## WRITTEN EXERCISE
Search the data below for "Verlan"; list each line that holds it.

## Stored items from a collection
☆ ☆ ☆ ☆ ☆ ☆ ☆

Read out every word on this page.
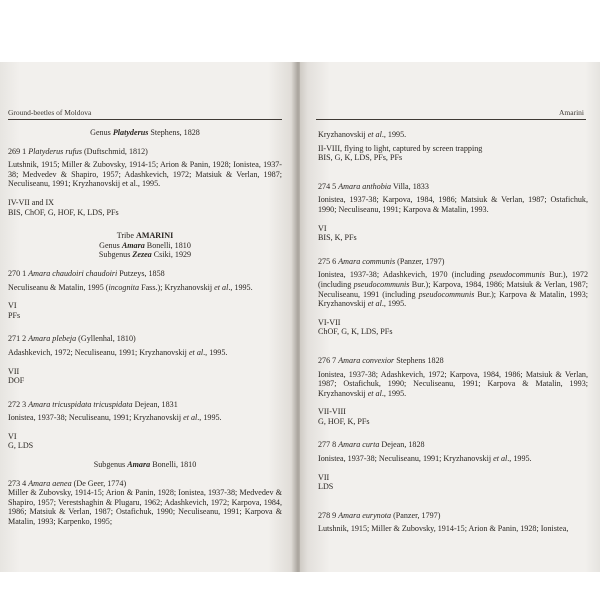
Ground-beetles of Moldova

Genus Platyderus Stephens, 1828

269 1 Platyderus rufus (Duftschmid, 1812)

Lutshnik, 1915; Miller & Zubovsky, 1914-15; Arion & Panin, 1928; Ionistea, 1937-38; Medvedev & Shapiro, 1957; Adashkevich, 1972; Matsiuk & Verlan, 1987; Neculiseanu, 1991; Kryzhanovskij et al., 1995.

IV-VII and IX

BIS, ChOF, G, HOF, K, LDS, PFs

Tribe AMARINI

Genus Amara Bonelli, 1810

Subgenus Zezea Csiki, 1929

270 1 Amara chaudoiri chaudoiri Putzeys, 1858

Neculiseanu & Matalin, 1995 (incognita Fass.); Kryzhanovskij et al., 1995.

VI

PFs

271 2 Amara plebeja (Gyllenhal, 1810)

Adashkevich, 1972; Neculiseanu, 1991; Kryzhanovskij et al., 1995.

VII

DOF

272 3 Amara tricuspidata tricuspidata Dejean, 1831

Ionistea, 1937-38; Neculiseanu, 1991; Kryzhanovskij et al., 1995.

VI

G, LDS

Subgenus Amara Bonelli, 1810

273 4 Amara aenea (De Geer, 1774)

Miller & Zubovsky, 1914-15; Arion & Panin, 1928; Ionistea, 1937-38; Medvedev & Shapiro, 1957; Verestshaghin & Plugaru, 1962; Adashkevich, 1972; Karpova, 1984, 1986; Matsiuk & Verlan, 1987; Ostafichuk, 1990; Neculiseanu, 1991; Karpova & Matalin, 1993; Karpenko, 1995;

Amarini

Kryzhanovskij et al., 1995.

II-VIII, flying to light, captured by screen trapping

BIS, G, K, LDS, PFs, PFs

274 5 Amara anthobia Villa, 1833

Ionistea, 1937-38; Karpova, 1984, 1986; Matsiuk & Verlan, 1987; Ostafichuk, 1990; Neculiseanu, 1991; Karpova & Matalin, 1993.

VI

BIS, K, PFs

275 6 Amara communis (Panzer, 1797)

Ionistea, 1937-38; Adashkevich, 1970 (including pseudocommunis Bur.), 1972 (including pseudocommunis Bur.); Karpova, 1984, 1986; Matsiuk & Verlan, 1987; Neculiseanu, 1991 (including pseudocommunis Bur.); Karpova & Matalin, 1993; Kryzhanovskij et al., 1995.

VI-VII

ChOF, G, K, LDS, PFs

276 7 Amara convexior Stephens 1828

Ionistea, 1937-38; Adashkevich, 1972; Karpova, 1984, 1986; Matsiuk & Verlan, 1987; Ostafichuk, 1990; Neculiseanu, 1991; Karpova & Matalin, 1993; Kryzhanovskij et al., 1995.

VII-VIII

G, HOF, K, PFs

277 8 Amara curta Dejean, 1828

Ionistea, 1937-38; Neculiseanu, 1991; Kryzhanovskij et al., 1995.

VII

LDS

278 9 Amara eurynota (Panzer, 1797)

Lutshnik, 1915; Miller & Zubovsky, 1914-15; Arion & Panin, 1928; Ionistea,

☆ ☆ ☆ ☆ ☆ ☆ ☆

## OUTPUT FOR THIS TASK
Lutshnik, 1915; Miller & Zubovsky, 1914-15; Arion & Panin, 1928; Ionistea, 1937-38; Medvedev & Shapiro, 1957; Adashkevich, 1972; Matsiuk & Verlan, 1987; Neculiseanu, 1991; Kryzhanovskij et al., 1995.
Miller & Zubovsky, 1914-15; Arion & Panin, 1928; Ionistea, 1937-38; Medvedev & Shapiro, 1957; Verestshaghin & Plugaru, 1962; Adashkevich, 1972; Karpova, 1984, 1986; Matsiuk & Verlan, 1987; Ostafichuk, 1990; Neculiseanu, 1991; Karpova & Matalin, 1993; Karpenko, 1995;
Ionistea, 1937-38; Karpova, 1984, 1986; Matsiuk & Verlan, 1987; Ostafichuk, 1990; Neculiseanu, 1991; Karpova & Matalin, 1993.
Ionistea, 1937-38; Adashkevich, 1970 (including pseudocommunis Bur.), 1972 (including pseudocommunis Bur.); Karpova, 1984, 1986; Matsiuk & Verlan, 1987; Neculiseanu, 1991 (including pseudocommunis Bur.); Karpova & Matalin, 1993; Kryzhanovskij et al., 1995.
Ionistea, 1937-38; Adashkevich, 1972; Karpova, 1984, 1986; Matsiuk & Verlan, 1987; Ostafichuk, 1990; Neculiseanu, 1991; Karpova & Matalin, 1993; Kryzhanovskij et al., 1995.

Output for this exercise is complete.